WHAT YOU ARE ASKED TO DO: Can you copy out every one of these rows verbatim, with nothing changed?

Rows from a layout dataset:
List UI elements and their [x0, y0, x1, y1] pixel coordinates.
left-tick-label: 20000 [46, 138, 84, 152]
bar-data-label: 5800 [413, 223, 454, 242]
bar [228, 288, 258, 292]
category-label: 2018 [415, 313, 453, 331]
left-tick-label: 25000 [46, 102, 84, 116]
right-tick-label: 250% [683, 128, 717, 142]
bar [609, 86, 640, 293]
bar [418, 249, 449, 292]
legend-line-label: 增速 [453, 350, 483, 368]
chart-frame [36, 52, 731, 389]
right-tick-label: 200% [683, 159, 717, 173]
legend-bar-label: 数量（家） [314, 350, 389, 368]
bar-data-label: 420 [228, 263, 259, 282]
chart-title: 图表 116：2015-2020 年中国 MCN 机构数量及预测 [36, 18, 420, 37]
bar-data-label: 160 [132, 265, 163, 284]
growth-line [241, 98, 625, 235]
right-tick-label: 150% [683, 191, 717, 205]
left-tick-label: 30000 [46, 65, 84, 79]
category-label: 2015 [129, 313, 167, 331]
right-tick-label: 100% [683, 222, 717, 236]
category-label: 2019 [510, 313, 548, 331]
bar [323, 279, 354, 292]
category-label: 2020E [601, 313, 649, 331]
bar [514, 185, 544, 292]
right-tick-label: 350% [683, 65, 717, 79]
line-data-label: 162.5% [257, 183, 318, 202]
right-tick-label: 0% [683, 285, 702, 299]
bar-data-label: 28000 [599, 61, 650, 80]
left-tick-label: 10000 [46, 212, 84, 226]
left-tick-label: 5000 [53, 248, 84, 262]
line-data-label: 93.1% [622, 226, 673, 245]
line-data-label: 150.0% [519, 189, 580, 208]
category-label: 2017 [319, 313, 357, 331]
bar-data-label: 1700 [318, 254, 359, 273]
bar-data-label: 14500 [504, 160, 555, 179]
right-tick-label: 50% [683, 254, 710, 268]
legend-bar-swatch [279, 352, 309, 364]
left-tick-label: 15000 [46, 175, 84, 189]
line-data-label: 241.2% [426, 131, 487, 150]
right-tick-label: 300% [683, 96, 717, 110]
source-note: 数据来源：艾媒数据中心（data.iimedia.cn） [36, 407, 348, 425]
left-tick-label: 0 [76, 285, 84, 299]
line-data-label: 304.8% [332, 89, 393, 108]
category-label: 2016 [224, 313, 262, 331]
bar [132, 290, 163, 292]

COMPLETE ANSWER:
List UI elements and their [x0, y0, x1, y1] pixel coordinates.
left-tick-label: 20000 [46, 138, 84, 152]
bar-data-label: 5800 [413, 223, 454, 242]
bar [228, 288, 258, 292]
category-label: 2018 [415, 313, 453, 331]
left-tick-label: 25000 [46, 102, 84, 116]
right-tick-label: 250% [683, 128, 717, 142]
bar [609, 86, 640, 293]
bar [418, 249, 449, 292]
legend-line-label: 增速 [453, 350, 483, 368]
chart-frame [36, 52, 731, 389]
right-tick-label: 200% [683, 159, 717, 173]
legend-bar-label: 数量（家） [314, 350, 389, 368]
bar-data-label: 420 [228, 263, 259, 282]
chart-title: 图表 116：2015-2020 年中国 MCN 机构数量及预测 [36, 18, 420, 37]
bar-data-label: 160 [132, 265, 163, 284]
growth-line [241, 98, 625, 235]
right-tick-label: 150% [683, 191, 717, 205]
left-tick-label: 30000 [46, 65, 84, 79]
category-label: 2015 [129, 313, 167, 331]
right-tick-label: 100% [683, 222, 717, 236]
category-label: 2019 [510, 313, 548, 331]
bar [323, 279, 354, 292]
category-label: 2020E [601, 313, 649, 331]
bar [514, 185, 544, 292]
right-tick-label: 350% [683, 65, 717, 79]
line-data-label: 162.5% [257, 183, 318, 202]
right-tick-label: 0% [683, 285, 702, 299]
bar-data-label: 28000 [599, 61, 650, 80]
left-tick-label: 10000 [46, 212, 84, 226]
left-tick-label: 5000 [53, 248, 84, 262]
line-data-label: 93.1% [622, 226, 673, 245]
line-data-label: 150.0% [519, 189, 580, 208]
category-label: 2017 [319, 313, 357, 331]
bar-data-label: 1700 [318, 254, 359, 273]
bar-data-label: 14500 [504, 160, 555, 179]
right-tick-label: 50% [683, 254, 710, 268]
legend-bar-swatch [279, 352, 309, 364]
left-tick-label: 15000 [46, 175, 84, 189]
line-data-label: 241.2% [426, 131, 487, 150]
right-tick-label: 300% [683, 96, 717, 110]
source-note: 数据来源：艾媒数据中心（data.iimedia.cn） [36, 407, 348, 425]
left-tick-label: 0 [76, 285, 84, 299]
line-data-label: 304.8% [332, 89, 393, 108]
category-label: 2016 [224, 313, 262, 331]
bar [132, 290, 163, 292]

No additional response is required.